● **Extracted records**:
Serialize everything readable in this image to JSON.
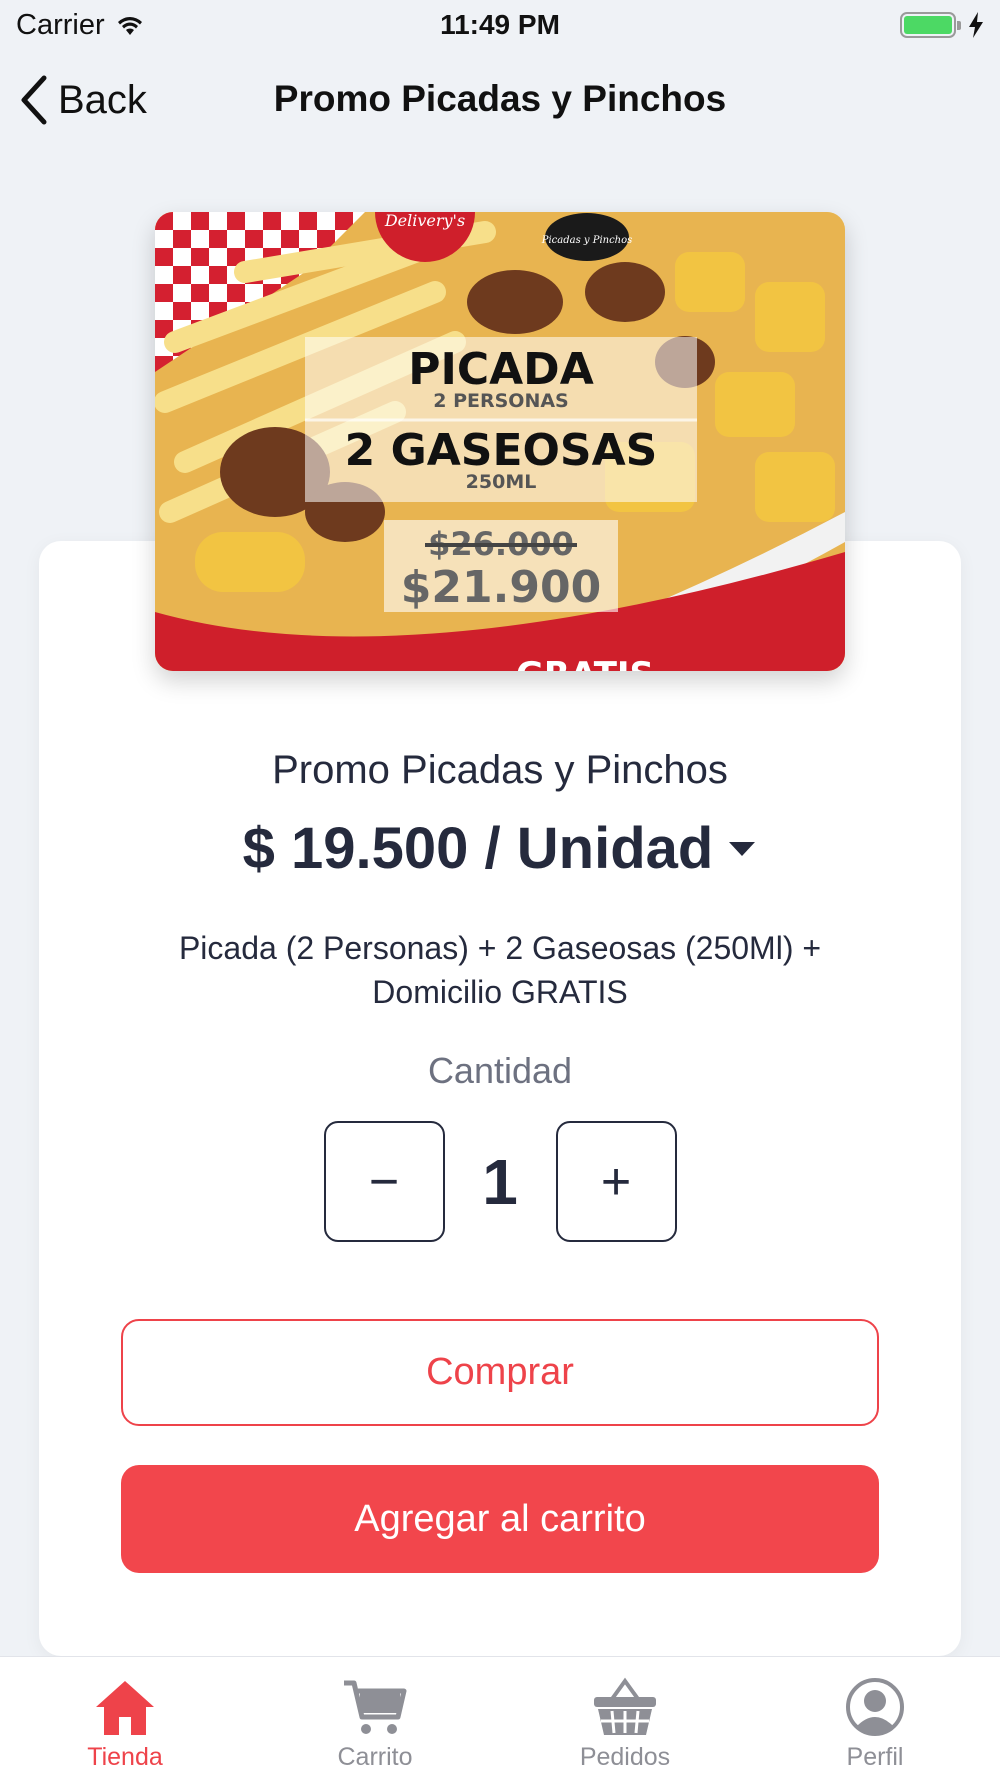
{
  "status_bar": {
    "carrier": "Carrier",
    "time": "11:49 PM"
  },
  "nav": {
    "back_label": "Back",
    "title": "Promo Picadas y Pinchos"
  },
  "product": {
    "image_texts": {
      "badge": "Delivery's",
      "logo": "Picadas y Pinchos",
      "line1": "PICADA",
      "line1_sub": "2 PERSONAS",
      "line2": "2 GASEOSAS",
      "line2_sub": "250ML",
      "old_price": "$26.000",
      "new_price": "$21.900",
      "bottom": "GRATIS"
    },
    "name": "Promo Picadas y Pinchos",
    "price": "$ 19.500 / Unidad",
    "description": "Picada (2 Personas) + 2 Gaseosas (250Ml) + Domicilio GRATIS"
  },
  "quantity": {
    "label": "Cantidad",
    "value": "1",
    "minus": "−",
    "plus": "+"
  },
  "actions": {
    "buy_label": "Comprar",
    "add_to_cart_label": "Agregar al carrito"
  },
  "tabs": [
    {
      "label": "Tienda",
      "icon": "home-icon",
      "active": true
    },
    {
      "label": "Carrito",
      "icon": "cart-icon",
      "active": false
    },
    {
      "label": "Pedidos",
      "icon": "basket-icon",
      "active": false
    },
    {
      "label": "Perfil",
      "icon": "profile-icon",
      "active": false
    }
  ],
  "colors": {
    "accent": "#ee434a",
    "text": "#252a3d",
    "background": "#eff2f6"
  }
}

● **What to do**: In the lines above, locate the string "Promo". Copy every line where it occurs.

● **Task answer**:
    "title": "Promo Picadas y Pinchos"
    "name": "Promo Picadas y Pinchos",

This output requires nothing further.